* Data lines *
** Begin **
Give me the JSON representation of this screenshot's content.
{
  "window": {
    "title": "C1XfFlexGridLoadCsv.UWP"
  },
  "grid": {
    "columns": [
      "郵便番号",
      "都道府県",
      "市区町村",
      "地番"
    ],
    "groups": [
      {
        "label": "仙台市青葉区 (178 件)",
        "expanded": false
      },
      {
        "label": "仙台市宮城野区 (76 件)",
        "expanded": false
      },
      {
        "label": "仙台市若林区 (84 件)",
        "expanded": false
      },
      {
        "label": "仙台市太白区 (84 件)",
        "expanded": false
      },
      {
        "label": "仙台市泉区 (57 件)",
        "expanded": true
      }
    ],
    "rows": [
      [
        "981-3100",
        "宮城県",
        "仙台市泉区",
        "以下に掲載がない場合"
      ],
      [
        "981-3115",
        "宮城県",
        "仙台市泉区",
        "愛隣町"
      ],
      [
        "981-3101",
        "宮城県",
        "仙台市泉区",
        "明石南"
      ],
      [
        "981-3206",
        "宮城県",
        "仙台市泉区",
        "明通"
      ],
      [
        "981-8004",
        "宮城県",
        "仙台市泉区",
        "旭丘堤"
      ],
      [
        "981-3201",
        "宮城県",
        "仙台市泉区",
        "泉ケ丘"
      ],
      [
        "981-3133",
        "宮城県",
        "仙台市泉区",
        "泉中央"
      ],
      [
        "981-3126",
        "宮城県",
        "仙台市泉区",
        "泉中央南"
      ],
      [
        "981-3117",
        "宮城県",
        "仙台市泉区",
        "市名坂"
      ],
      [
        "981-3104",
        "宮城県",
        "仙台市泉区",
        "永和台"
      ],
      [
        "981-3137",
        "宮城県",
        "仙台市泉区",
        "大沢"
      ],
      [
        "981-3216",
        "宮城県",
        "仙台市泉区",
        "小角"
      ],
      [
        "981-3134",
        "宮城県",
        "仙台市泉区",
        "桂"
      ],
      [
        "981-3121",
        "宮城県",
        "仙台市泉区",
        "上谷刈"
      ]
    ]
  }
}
** End **
* Task to carry out *
Pick out each line containing "label" and report it.

* Exercise output *
        "label": "仙台市青葉区 (178 件)",
        "label": "仙台市宮城野区 (76 件)",
        "label": "仙台市若林区 (84 件)",
        "label": "仙台市太白区 (84 件)",
        "label": "仙台市泉区 (57 件)",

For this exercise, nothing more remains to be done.